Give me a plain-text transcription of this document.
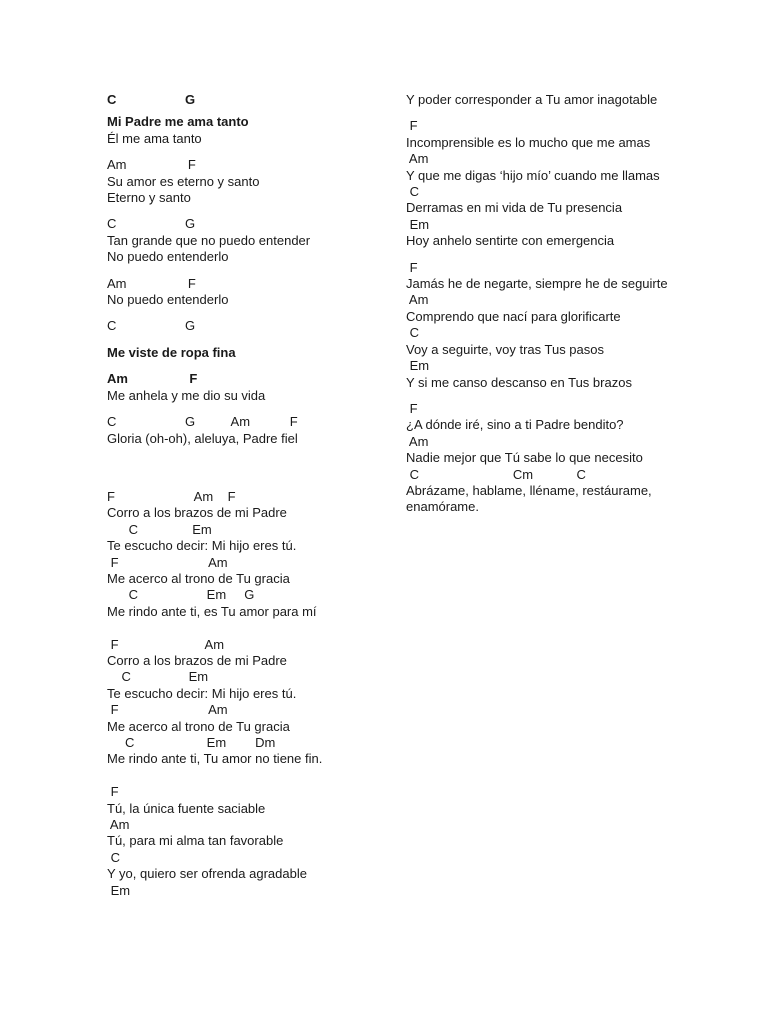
C                   G
Mi Padre me ama tanto
Él me ama tanto
Am                 F
Su amor es eterno y santo
Eterno y santo
C                   G
Tan grande que no puedo entender
No puedo entenderlo
Am                 F
No puedo entenderlo
C                   G
Me viste de ropa fina
Am                 F
Me anhela y me dio su vida
C                   G          Am           F
Gloria (oh-oh), aleluya, Padre fiel
F                      Am    F
Corro a los brazos de mi Padre
C               Em
Te escucho decir: Mi hijo eres tú.
F                         Am
Me acerco al trono de Tu gracia
C                   Em     G
Me rindo ante ti, es Tu amor para mí
F                        Am
Corro a los brazos de mi Padre
C                Em
Te escucho decir: Mi hijo eres tú.
F                         Am
Me acerco al trono de Tu gracia
C                    Em        Dm
Me rindo ante ti, Tu amor no tiene fin.
F
Tú, la única fuente saciable
Am
Tú, para mi alma tan favorable
C
Y yo, quiero ser ofrenda agradable
Em
Y poder corresponder a Tu amor inagotable
F
Incomprensible es lo mucho que me amas
Am
Y que me digas ‘hijo mío’ cuando me llamas
C
Derramas en mi vida de Tu presencia
Em
Hoy anhelo sentirte con emergencia
F
Jamás he de negarte, siempre he de seguirte
Am
Comprendo que nací para glorificarte
C
Voy a seguirte, voy tras Tus pasos
Em
Y si me canso descanso en Tus brazos
F
¿A dónde iré, sino a ti Padre bendito?
Am
Nadie mejor que Tú sabe lo que necesito
C                          Cm            C
Abrázame, hablame, lléname, restáurame, enamórame.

##########

- _THE PROBLEM_: In this exercise, set down all of the data exactly, without the pictures.

- _THE COMPLETED TASK_:
Give me a plain-text transcription of this document.
C                   G
Mi Padre me ama tanto
Él me ama tanto
Am                 F
Su amor es eterno y santo
Eterno y santo
C                   G
Tan grande que no puedo entender
No puedo entenderlo
Am                 F
No puedo entenderlo
C                   G
Me viste de ropa fina
Am                 F
Me anhela y me dio su vida
C                   G          Am           F
Gloria (oh-oh), aleluya, Padre fiel
F                      Am    F
Corro a los brazos de mi Padre
C               Em
Te escucho decir: Mi hijo eres tú.
F                         Am
Me acerco al trono de Tu gracia
C                   Em     G
Me rindo ante ti, es Tu amor para mí
F                        Am
Corro a los brazos de mi Padre
C                Em
Te escucho decir: Mi hijo eres tú.
F                         Am
Me acerco al trono de Tu gracia
C                    Em        Dm
Me rindo ante ti, Tu amor no tiene fin.
F
Tú, la única fuente saciable
Am
Tú, para mi alma tan favorable
C
Y yo, quiero ser ofrenda agradable
Em
Y poder corresponder a Tu amor inagotable
F
Incomprensible es lo mucho que me amas
Am
Y que me digas ‘hijo mío’ cuando me llamas
C
Derramas en mi vida de Tu presencia
Em
Hoy anhelo sentirte con emergencia
F
Jamás he de negarte, siempre he de seguirte
Am
Comprendo que nací para glorificarte
C
Voy a seguirte, voy tras Tus pasos
Em
Y si me canso descanso en Tus brazos
F
¿A dónde iré, sino a ti Padre bendito?
Am
Nadie mejor que Tú sabe lo que necesito
C                          Cm            C
Abrázame, hablame, lléname, restáurame, enamórame.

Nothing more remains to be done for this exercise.